▸ DIRECTIONS FOR THIS TASK
Rewrite the lines between the one containing "chart-legend: 挂牌价 成交价 (0, 486, 1068, 510)" and the one containing "x-tick-label: 2019年 (129, 443, 190, 462)", inclusive, as a numbered list with any blank lines left out.

▸ DATASET ROWS

_ _ _ _

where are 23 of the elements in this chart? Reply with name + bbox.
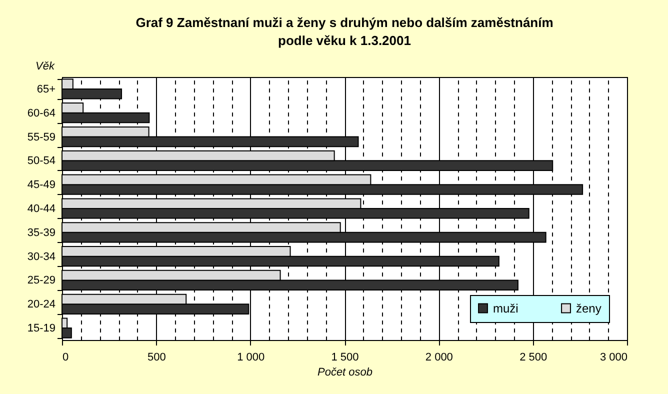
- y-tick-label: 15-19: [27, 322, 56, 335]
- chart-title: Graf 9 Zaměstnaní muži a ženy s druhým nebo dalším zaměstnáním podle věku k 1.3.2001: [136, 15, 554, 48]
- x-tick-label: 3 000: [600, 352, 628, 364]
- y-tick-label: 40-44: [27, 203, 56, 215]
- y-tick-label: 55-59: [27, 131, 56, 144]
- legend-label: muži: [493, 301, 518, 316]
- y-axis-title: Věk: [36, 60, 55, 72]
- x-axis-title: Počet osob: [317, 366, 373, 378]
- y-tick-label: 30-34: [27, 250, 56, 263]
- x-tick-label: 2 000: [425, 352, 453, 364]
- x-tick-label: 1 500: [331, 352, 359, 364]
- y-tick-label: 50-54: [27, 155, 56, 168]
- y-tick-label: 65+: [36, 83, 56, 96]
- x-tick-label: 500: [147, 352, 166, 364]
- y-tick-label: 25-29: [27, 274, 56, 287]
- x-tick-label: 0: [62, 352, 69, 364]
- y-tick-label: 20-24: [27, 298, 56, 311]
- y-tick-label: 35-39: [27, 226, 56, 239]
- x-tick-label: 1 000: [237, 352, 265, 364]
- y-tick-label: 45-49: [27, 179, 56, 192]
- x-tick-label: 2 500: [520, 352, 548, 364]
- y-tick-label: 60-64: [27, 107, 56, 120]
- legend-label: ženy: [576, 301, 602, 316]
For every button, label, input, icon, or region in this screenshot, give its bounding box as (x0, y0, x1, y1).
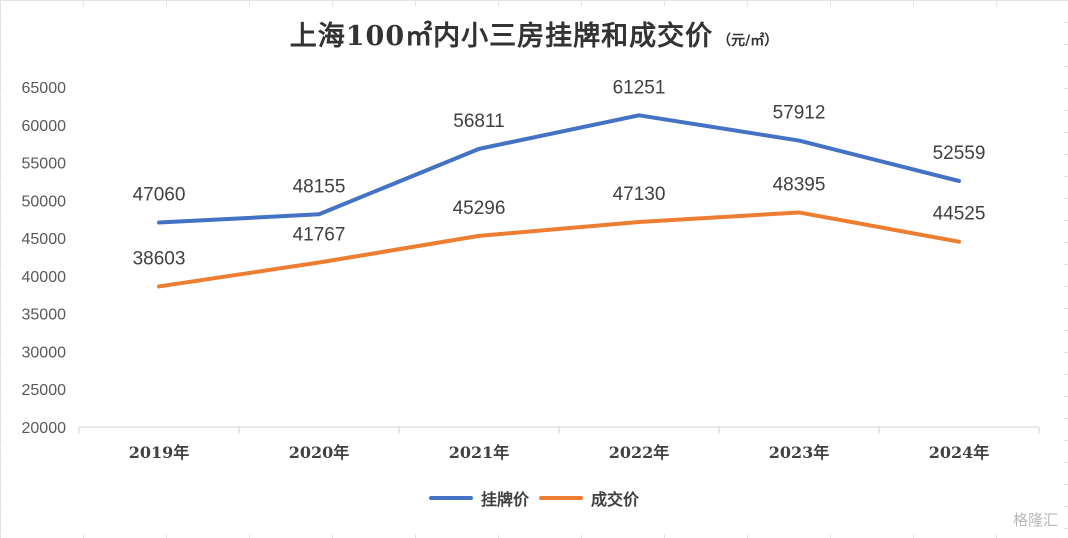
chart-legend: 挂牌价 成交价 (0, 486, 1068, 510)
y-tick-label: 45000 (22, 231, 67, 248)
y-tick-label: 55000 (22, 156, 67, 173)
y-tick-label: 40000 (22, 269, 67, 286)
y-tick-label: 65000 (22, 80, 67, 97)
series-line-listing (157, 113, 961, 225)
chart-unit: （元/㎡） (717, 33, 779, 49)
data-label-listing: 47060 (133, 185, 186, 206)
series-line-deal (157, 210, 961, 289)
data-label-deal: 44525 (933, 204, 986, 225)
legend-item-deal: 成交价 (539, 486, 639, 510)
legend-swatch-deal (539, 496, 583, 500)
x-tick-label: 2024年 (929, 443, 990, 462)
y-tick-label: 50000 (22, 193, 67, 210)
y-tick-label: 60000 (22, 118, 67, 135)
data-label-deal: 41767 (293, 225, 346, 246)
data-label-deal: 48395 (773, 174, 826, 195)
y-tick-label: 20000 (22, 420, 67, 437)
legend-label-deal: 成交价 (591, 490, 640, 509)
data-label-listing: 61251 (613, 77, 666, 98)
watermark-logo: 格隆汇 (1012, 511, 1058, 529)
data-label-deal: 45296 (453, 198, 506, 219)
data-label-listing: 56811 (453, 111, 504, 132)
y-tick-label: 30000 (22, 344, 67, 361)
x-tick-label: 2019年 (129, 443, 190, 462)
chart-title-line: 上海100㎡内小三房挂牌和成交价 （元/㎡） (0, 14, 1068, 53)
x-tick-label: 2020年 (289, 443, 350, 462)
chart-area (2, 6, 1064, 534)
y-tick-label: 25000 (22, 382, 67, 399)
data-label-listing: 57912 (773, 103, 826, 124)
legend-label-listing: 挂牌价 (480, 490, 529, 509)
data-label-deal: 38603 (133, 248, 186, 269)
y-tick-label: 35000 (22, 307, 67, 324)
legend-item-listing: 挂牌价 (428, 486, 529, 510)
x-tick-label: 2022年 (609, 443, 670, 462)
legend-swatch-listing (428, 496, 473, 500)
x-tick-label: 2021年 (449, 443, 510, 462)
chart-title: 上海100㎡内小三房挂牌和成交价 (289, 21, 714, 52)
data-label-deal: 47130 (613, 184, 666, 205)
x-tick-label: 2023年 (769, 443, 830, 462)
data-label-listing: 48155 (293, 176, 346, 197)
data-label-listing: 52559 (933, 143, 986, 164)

_ _ _ _

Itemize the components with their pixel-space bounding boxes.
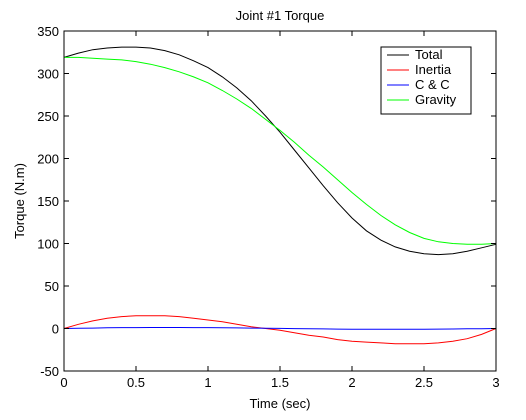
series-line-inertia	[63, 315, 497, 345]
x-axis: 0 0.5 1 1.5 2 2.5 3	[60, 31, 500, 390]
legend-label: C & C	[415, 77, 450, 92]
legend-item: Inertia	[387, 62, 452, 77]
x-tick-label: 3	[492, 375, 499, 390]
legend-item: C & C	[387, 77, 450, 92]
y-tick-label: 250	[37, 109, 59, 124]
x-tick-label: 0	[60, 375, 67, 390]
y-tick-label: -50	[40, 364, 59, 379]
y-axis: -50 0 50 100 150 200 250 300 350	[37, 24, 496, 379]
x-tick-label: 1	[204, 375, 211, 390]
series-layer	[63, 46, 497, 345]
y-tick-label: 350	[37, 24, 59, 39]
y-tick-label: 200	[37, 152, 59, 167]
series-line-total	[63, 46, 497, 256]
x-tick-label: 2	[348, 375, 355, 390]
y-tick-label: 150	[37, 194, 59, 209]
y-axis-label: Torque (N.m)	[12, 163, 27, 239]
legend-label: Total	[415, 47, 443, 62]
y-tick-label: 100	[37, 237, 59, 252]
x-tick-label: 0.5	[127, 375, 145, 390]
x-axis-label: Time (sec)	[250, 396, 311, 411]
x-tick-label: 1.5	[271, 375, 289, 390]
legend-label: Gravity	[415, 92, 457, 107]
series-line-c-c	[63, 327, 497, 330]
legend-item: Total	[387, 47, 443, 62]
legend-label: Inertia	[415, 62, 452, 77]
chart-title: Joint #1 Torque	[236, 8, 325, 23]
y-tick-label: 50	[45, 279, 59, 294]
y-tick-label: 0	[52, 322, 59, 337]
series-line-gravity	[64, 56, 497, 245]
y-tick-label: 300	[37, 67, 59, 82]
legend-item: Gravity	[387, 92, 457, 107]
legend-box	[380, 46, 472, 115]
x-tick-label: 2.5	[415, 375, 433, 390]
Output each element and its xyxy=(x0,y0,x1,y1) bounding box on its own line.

_ _ _ _

▸ SOLUTION FOR THIS TASK
1. chart-legend: 挂牌价 成交价 (0, 486, 1068, 510)
2. y-tick-label: 45000 (22, 231, 67, 248)
3. y-tick-label: 55000 (22, 156, 67, 173)
4. y-tick-label: 40000 (22, 269, 67, 286)
5. y-tick-label: 65000 (22, 80, 67, 97)
6. series-line-listing (157, 113, 961, 225)
7. chart-unit: （元/㎡） (717, 33, 779, 49)
8. data-label-listing: 47060 (133, 185, 186, 206)
9. series-line-deal (157, 210, 961, 289)
10. data-label-deal: 44525 (933, 204, 986, 225)
11. legend-item-deal: 成交价 (539, 486, 639, 510)
12. legend-swatch-deal (539, 496, 583, 500)
13. x-tick-label: 2024年 (929, 443, 990, 462)
14. y-tick-label: 50000 (22, 193, 67, 210)
15. y-tick-label: 60000 (22, 118, 67, 135)
16. data-label-deal: 41767 (293, 225, 346, 246)
17. data-label-deal: 48395 (773, 174, 826, 195)
18. y-tick-label: 20000 (22, 420, 67, 437)
19. legend-label-deal: 成交价 (591, 490, 640, 509)
20. data-label-listing: 61251 (613, 77, 666, 98)
21. watermark-logo: 格隆汇 (1012, 511, 1058, 529)
22. data-label-deal: 45296 (453, 198, 506, 219)
23. data-label-listing: 56811 (453, 111, 504, 132)
24. y-tick-label: 30000 (22, 344, 67, 361)
25. x-tick-label: 2019年 (129, 443, 190, 462)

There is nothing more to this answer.